§ **TEXTE DU DOCUMENT**:
··········

Depuis (au moins) Plutarque, la vie des illustres est une inépuisable source d’intérêt et d’inspiration. Qu’ils soient faits par des tiers ou par les principaux concernés, les récits d’existences s’avèrent édifiants pour leurs destinataires pouvant y trouver qui, matière à satisfaire leur curiosité admirative, qui, une ligne de conduite pour leur propre destinée. Surtout lorsque l’histoire s’apparente à un conte de fées.

··········

§ **EXTRAITS DE DONNÉES**:
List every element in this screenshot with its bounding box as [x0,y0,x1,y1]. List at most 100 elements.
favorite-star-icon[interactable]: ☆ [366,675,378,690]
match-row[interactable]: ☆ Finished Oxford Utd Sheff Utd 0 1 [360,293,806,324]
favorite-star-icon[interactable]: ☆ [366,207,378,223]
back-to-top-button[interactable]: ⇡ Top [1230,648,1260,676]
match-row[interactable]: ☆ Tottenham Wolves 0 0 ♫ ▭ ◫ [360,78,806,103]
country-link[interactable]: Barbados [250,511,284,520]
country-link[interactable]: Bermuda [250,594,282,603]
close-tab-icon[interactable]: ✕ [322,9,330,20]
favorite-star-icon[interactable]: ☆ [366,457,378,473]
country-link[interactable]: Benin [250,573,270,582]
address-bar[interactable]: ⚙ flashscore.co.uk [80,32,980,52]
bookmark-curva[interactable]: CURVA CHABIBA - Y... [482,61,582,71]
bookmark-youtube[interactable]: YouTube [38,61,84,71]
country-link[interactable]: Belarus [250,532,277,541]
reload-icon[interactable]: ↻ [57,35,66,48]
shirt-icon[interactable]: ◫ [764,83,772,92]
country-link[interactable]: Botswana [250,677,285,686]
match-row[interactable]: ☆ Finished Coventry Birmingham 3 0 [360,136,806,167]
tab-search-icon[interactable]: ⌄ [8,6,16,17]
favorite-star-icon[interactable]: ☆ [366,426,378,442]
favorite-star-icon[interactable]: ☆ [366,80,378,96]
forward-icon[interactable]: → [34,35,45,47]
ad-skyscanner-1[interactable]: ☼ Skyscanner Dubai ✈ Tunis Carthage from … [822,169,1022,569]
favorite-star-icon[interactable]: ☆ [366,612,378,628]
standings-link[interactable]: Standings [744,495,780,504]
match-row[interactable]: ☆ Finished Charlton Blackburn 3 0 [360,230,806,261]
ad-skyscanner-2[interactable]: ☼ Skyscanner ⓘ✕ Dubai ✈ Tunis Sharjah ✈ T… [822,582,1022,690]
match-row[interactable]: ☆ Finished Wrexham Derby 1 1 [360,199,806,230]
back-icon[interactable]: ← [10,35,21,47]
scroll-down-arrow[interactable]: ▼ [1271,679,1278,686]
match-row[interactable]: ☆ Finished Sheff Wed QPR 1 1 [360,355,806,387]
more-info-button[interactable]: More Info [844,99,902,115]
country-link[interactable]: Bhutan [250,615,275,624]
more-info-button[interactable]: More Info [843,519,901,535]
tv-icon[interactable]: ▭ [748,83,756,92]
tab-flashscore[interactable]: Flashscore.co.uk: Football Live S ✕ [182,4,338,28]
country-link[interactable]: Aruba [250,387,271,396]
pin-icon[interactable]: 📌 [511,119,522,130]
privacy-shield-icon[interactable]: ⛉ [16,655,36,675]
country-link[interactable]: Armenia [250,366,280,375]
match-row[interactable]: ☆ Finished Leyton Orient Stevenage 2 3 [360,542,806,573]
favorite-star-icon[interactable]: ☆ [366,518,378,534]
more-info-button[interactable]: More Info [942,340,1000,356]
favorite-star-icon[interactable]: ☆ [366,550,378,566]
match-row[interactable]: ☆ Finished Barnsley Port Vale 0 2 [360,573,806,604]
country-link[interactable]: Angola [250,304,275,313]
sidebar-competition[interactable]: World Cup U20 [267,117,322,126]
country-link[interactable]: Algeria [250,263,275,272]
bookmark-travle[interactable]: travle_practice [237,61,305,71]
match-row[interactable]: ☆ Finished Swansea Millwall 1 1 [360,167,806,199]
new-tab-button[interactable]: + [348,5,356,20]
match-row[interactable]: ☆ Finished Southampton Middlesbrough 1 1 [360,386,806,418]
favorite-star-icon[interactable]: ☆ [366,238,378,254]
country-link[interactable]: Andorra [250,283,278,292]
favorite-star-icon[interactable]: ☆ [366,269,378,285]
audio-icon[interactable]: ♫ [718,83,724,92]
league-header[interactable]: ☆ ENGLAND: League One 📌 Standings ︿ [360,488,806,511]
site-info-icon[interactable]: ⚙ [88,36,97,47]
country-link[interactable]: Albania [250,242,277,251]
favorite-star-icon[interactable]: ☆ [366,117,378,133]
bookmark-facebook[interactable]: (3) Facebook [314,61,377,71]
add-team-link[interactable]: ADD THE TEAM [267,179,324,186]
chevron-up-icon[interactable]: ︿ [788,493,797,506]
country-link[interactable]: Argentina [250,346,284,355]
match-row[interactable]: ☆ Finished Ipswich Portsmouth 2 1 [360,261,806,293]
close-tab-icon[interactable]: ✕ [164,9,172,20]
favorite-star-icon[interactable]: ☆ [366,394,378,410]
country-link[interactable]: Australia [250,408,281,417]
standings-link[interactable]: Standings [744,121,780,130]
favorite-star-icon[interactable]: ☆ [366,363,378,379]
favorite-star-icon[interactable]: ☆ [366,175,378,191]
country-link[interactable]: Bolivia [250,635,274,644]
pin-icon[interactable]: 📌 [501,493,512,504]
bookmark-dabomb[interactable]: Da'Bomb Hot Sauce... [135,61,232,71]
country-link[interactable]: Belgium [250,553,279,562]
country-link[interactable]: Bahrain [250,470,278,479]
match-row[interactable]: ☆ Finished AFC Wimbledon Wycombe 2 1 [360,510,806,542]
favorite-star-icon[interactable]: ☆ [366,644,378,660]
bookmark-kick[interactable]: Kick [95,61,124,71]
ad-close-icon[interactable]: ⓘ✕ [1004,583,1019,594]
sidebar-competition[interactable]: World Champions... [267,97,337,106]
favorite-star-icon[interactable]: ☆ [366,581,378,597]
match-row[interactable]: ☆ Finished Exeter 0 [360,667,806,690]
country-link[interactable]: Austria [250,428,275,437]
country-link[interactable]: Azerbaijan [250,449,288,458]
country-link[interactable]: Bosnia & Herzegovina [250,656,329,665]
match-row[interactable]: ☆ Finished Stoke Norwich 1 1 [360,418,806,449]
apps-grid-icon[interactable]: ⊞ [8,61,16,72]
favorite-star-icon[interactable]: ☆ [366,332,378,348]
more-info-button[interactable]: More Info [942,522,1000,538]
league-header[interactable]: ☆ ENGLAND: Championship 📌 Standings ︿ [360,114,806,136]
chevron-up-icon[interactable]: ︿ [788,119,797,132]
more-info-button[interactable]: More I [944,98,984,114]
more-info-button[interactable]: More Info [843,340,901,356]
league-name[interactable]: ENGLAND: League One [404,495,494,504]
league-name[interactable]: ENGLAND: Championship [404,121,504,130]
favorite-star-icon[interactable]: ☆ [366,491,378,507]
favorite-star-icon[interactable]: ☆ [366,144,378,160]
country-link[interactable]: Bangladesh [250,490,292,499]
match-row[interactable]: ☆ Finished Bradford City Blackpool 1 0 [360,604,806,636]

··········

§ **CONSIGNE**: Reprenez le passage sur la vie des illustres de « Depuis (au moins) » à « conte de fées. » en changeant « inépuisable » en « intarissable ». Les entrées n'ont ici aucun rôle.

§ **TRAVAIL RÉALISÉ**:
Depuis (au moins) Plutarque, la vie des illustres est une intarissable source d’intérêt et d’inspiration. Qu’ils soient faits par des tiers ou par les principaux concernés, les récits d’existences s’avèrent édifiants pour leurs destinataires pouvant y trouver qui, matière à satisfaire leur curiosité admirative, qui, une ligne de conduite pour leur propre destinée. Surtout lorsque l’histoire s’apparente à un conte de fées.